__What to produce__: Pull out the rows from the very start through the line containing "staticText: / xyxy=(367,1677,393,1750)", inclusive, and reproduce them word for word.

** begin Material for this task **

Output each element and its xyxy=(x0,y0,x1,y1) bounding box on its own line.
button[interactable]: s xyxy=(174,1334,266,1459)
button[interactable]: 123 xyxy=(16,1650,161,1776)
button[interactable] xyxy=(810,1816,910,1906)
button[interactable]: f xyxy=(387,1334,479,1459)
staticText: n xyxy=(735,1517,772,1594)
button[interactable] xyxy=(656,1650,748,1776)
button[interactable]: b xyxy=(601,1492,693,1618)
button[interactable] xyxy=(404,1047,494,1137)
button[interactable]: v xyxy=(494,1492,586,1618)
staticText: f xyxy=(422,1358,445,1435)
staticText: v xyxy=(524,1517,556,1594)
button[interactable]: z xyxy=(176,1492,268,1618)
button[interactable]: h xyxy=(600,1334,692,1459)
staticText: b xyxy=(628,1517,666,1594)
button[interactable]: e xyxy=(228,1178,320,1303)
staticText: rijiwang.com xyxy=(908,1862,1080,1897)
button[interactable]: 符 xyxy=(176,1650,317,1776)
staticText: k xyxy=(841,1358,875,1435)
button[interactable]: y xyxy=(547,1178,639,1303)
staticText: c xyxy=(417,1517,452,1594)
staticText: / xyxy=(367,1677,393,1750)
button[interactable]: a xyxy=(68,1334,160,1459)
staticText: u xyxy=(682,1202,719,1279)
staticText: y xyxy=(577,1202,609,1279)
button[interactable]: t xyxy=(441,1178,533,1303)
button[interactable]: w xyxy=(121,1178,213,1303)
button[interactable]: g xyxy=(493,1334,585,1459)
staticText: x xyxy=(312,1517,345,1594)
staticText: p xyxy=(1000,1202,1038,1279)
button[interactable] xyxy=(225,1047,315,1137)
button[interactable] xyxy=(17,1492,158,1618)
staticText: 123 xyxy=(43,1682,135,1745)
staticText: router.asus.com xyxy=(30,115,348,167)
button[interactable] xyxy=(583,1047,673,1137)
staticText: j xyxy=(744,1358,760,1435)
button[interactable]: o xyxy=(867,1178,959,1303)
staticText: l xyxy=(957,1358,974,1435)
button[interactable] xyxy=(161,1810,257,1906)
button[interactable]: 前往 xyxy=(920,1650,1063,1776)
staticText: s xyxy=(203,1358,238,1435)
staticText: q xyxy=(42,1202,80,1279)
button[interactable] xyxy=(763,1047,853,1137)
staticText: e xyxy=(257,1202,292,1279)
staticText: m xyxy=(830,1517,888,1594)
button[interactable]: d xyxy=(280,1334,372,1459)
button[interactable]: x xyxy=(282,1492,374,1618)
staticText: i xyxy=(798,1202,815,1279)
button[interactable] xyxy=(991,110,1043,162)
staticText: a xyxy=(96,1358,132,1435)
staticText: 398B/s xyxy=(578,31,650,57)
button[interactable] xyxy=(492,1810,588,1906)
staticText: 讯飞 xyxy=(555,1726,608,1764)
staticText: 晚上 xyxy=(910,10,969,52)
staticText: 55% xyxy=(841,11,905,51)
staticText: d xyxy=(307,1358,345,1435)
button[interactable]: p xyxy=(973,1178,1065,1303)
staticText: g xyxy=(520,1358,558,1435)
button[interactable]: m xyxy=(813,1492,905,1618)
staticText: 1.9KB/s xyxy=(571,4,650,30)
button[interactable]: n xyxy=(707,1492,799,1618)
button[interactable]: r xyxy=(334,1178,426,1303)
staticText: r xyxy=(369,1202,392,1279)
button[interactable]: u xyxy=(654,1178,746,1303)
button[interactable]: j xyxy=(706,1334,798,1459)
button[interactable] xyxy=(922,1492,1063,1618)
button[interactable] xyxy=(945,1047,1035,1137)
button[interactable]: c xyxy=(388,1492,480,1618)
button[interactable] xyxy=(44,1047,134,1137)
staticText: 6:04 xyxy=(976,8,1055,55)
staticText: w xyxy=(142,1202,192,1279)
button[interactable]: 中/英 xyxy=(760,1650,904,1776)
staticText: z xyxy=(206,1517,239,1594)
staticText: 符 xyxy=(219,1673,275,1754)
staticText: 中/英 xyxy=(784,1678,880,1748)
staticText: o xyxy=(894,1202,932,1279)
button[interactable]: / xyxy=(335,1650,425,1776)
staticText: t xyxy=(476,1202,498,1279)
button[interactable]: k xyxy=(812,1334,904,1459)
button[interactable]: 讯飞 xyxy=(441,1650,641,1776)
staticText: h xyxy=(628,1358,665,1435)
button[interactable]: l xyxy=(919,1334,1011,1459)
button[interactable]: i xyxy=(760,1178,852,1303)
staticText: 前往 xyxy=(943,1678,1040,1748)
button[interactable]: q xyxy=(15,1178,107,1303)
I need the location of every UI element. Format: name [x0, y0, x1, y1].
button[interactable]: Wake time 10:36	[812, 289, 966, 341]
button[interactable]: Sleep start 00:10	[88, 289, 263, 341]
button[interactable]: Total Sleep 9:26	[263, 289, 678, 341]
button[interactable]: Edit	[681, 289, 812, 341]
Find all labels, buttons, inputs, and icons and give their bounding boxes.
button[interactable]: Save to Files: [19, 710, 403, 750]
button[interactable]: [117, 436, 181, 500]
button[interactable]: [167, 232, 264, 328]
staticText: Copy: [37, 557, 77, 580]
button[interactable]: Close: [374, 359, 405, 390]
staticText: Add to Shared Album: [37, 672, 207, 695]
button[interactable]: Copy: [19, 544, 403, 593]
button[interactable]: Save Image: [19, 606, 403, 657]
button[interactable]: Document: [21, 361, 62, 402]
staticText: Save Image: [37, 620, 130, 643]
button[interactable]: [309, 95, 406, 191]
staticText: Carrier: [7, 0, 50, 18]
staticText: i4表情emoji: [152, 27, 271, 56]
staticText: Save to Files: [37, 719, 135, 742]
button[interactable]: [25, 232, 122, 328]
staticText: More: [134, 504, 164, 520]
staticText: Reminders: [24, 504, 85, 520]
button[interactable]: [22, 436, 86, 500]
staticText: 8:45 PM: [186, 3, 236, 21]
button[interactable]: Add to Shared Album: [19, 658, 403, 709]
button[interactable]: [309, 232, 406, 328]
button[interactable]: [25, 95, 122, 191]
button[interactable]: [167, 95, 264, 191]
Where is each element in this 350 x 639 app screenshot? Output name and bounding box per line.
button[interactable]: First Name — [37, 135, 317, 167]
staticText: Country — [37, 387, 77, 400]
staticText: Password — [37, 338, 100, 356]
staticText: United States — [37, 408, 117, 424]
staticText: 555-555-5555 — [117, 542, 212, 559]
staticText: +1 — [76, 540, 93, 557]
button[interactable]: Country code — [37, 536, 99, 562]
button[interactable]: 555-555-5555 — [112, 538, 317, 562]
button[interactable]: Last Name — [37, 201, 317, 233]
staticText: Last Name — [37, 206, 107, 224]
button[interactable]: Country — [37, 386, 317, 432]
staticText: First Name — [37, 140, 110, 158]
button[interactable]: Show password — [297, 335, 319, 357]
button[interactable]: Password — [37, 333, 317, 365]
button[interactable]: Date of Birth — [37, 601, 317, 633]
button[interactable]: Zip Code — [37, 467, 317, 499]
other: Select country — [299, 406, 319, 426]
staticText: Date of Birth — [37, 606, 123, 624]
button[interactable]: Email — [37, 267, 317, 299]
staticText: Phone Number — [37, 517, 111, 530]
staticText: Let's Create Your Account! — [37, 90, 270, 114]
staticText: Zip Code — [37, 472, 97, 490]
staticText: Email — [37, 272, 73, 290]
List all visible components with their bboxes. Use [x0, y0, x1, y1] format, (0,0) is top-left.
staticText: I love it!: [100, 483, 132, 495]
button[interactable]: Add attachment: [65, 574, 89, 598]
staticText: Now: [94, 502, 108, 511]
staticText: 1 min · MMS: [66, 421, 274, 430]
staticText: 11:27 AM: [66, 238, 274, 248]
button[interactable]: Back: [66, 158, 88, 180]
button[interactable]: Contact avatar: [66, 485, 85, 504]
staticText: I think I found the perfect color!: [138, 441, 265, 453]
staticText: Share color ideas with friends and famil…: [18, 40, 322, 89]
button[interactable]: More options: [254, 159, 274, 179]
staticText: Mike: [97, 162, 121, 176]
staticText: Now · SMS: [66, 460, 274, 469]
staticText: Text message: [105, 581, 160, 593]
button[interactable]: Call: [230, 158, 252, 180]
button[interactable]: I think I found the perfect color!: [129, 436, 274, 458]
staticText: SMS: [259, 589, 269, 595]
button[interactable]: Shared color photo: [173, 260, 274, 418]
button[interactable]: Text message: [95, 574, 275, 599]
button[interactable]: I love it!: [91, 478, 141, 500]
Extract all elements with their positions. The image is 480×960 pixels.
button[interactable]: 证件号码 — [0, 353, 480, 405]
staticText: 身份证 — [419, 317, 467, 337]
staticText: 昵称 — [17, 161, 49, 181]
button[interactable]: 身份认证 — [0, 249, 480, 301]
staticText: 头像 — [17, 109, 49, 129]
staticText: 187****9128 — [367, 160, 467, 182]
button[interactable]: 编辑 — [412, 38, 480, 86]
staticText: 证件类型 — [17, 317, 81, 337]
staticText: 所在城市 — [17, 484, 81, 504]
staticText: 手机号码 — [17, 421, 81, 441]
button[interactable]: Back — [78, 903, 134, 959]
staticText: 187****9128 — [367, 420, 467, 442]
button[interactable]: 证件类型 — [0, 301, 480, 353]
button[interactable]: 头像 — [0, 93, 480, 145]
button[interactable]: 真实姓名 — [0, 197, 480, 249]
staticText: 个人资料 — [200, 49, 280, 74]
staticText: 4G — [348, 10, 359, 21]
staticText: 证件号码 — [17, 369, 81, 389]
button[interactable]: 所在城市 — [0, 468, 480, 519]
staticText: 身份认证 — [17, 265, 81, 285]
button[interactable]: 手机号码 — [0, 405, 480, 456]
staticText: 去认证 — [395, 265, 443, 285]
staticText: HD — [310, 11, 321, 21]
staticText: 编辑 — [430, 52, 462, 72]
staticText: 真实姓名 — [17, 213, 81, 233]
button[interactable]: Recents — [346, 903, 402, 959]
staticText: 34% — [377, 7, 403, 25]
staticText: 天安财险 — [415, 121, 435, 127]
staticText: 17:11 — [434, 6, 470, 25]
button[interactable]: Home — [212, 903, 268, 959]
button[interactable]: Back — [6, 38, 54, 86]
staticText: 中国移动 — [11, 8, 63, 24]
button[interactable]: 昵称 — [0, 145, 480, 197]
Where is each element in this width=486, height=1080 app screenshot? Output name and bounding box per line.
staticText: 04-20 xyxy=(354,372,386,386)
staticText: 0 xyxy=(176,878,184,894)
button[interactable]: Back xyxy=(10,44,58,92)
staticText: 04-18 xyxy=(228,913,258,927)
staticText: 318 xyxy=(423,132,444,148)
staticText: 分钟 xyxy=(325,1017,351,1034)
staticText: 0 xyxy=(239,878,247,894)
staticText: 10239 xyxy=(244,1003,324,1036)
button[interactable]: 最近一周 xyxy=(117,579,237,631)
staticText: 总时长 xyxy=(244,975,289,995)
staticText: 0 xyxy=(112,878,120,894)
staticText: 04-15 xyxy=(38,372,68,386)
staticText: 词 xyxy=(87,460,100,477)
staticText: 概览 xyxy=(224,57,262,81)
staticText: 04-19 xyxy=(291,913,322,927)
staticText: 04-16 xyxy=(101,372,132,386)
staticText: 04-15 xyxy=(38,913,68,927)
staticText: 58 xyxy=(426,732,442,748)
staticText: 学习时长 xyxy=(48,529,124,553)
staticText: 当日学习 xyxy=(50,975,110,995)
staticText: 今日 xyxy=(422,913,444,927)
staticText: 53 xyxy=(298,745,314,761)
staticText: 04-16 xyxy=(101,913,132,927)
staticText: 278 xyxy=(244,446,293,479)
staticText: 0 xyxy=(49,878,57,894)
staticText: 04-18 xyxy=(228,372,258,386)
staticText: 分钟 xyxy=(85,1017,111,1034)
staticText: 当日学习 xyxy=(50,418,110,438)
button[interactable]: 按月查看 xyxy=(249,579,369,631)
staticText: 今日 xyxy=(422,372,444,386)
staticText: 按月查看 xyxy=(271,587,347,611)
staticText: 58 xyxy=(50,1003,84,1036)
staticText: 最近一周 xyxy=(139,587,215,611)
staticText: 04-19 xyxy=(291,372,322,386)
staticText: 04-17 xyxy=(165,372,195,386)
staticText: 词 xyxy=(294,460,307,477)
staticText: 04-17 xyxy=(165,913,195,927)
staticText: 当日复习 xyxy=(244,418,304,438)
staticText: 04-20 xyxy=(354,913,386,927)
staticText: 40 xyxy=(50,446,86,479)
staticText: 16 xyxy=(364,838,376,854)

** end Material for this task **

__Solution for this task__:
Output each element and its xyxy=(x0,y0,x1,y1) bounding box on its own line.
button[interactable]: s xyxy=(174,1334,266,1459)
button[interactable]: 123 xyxy=(16,1650,161,1776)
button[interactable] xyxy=(810,1816,910,1906)
button[interactable]: f xyxy=(387,1334,479,1459)
staticText: n xyxy=(735,1517,772,1594)
button[interactable] xyxy=(656,1650,748,1776)
button[interactable]: b xyxy=(601,1492,693,1618)
button[interactable] xyxy=(404,1047,494,1137)
button[interactable]: v xyxy=(494,1492,586,1618)
staticText: f xyxy=(422,1358,445,1435)
staticText: v xyxy=(524,1517,556,1594)
button[interactable]: z xyxy=(176,1492,268,1618)
button[interactable]: h xyxy=(600,1334,692,1459)
staticText: b xyxy=(628,1517,666,1594)
button[interactable]: e xyxy=(228,1178,320,1303)
staticText: rijiwang.com xyxy=(908,1862,1080,1897)
button[interactable]: 符 xyxy=(176,1650,317,1776)
staticText: k xyxy=(841,1358,875,1435)
button[interactable]: y xyxy=(547,1178,639,1303)
staticText: c xyxy=(417,1517,452,1594)
staticText: / xyxy=(367,1677,393,1750)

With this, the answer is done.